Do this — Copy the rows starting at the one containing "series-line-s (66, 57, 532, 317)" and ending at the one containing "annotation-to-la: TO+LA (357, 233, 418, 254)", putting "Reflectance" wherever "Reflectivity" appears and leaving everything else unchanged.
::::
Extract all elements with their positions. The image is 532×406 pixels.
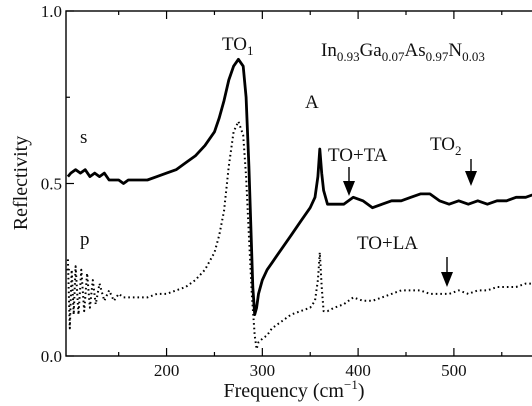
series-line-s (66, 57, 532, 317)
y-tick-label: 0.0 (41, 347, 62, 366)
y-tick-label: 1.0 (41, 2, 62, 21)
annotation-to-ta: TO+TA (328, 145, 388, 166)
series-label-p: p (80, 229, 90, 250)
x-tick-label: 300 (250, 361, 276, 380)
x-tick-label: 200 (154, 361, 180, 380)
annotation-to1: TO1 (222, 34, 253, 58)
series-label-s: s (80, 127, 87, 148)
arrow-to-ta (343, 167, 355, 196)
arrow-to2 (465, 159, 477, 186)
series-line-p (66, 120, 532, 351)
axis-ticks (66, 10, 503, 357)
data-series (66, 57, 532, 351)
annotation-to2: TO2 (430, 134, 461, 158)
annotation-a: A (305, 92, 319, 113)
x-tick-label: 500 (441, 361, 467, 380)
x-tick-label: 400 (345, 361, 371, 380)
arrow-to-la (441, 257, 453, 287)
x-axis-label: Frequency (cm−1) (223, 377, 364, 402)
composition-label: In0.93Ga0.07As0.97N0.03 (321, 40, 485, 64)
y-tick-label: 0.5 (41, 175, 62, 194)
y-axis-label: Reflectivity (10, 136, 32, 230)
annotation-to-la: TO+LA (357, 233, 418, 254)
::::
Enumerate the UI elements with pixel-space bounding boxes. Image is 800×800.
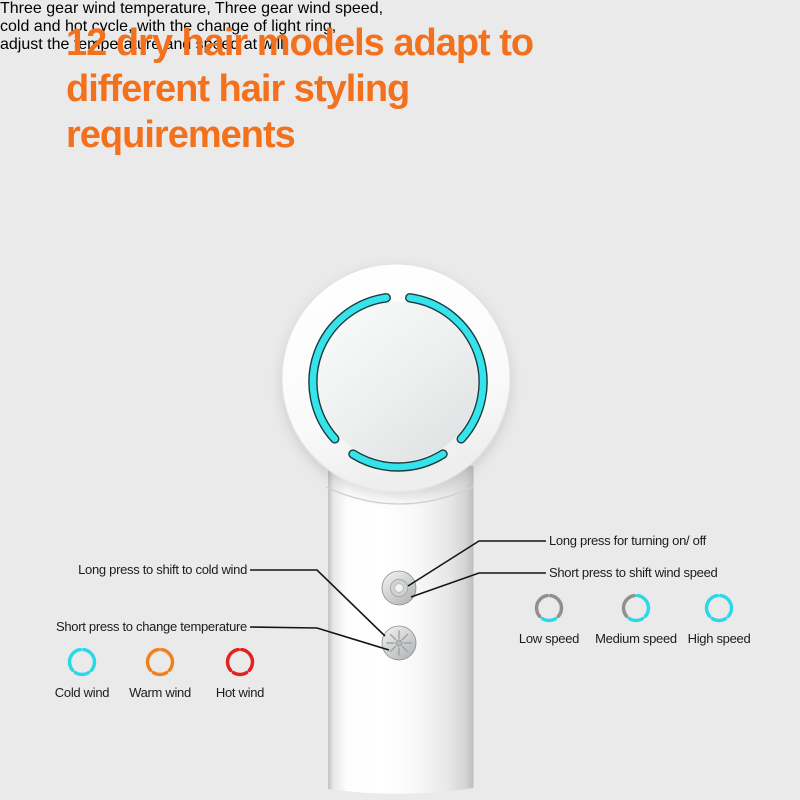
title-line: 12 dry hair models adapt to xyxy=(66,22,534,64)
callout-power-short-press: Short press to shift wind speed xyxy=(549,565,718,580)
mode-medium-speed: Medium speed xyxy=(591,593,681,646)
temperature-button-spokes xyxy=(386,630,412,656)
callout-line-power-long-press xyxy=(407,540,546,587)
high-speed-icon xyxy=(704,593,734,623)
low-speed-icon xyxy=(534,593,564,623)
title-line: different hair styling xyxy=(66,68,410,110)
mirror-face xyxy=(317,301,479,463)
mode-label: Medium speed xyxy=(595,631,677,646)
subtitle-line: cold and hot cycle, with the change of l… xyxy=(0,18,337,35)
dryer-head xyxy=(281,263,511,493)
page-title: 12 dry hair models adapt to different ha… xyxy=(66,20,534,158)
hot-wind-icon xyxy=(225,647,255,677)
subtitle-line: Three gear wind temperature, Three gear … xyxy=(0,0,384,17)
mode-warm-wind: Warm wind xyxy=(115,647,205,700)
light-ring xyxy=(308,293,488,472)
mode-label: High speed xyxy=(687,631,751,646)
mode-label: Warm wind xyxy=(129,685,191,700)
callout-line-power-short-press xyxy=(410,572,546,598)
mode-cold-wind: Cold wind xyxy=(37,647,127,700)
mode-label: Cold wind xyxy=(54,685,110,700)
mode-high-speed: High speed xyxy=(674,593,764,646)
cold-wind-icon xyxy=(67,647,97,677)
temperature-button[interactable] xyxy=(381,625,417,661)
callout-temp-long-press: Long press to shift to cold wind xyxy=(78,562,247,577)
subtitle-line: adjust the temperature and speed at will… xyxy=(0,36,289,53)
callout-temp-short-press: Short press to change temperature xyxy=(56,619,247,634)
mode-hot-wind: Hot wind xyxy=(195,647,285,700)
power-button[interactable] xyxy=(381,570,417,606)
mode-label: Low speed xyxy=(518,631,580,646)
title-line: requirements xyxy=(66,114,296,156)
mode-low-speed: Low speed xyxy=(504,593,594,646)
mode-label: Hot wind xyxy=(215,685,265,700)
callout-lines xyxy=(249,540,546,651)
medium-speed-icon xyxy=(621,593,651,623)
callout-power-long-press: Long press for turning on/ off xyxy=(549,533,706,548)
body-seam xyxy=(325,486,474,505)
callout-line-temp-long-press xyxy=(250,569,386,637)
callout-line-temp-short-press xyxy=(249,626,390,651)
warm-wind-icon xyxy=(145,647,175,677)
::::
Output below —
series-line-s (66, 57, 532, 317)
y-tick-label: 0.0 (41, 347, 62, 366)
y-tick-label: 1.0 (41, 2, 62, 21)
annotation-to-ta: TO+TA (328, 145, 388, 166)
series-label-p: p (80, 229, 90, 250)
x-tick-label: 300 (250, 361, 276, 380)
x-tick-label: 200 (154, 361, 180, 380)
annotation-to1: TO1 (222, 34, 253, 58)
series-label-s: s (80, 127, 87, 148)
arrow-to-ta (343, 167, 355, 196)
arrow-to2 (465, 159, 477, 186)
series-line-p (66, 120, 532, 351)
axis-ticks (66, 10, 503, 357)
data-series (66, 57, 532, 351)
annotation-to2: TO2 (430, 134, 461, 158)
annotation-a: A (305, 92, 319, 113)
x-tick-label: 500 (441, 361, 467, 380)
x-tick-label: 400 (345, 361, 371, 380)
arrow-to-la (441, 257, 453, 287)
x-axis-label: Frequency (cm−1) (223, 377, 364, 402)
composition-label: In0.93Ga0.07As0.97N0.03 (321, 40, 485, 64)
y-tick-label: 0.5 (41, 175, 62, 194)
y-axis-label: Reflectance (10, 136, 32, 230)
annotation-to-la: TO+LA (357, 233, 418, 254)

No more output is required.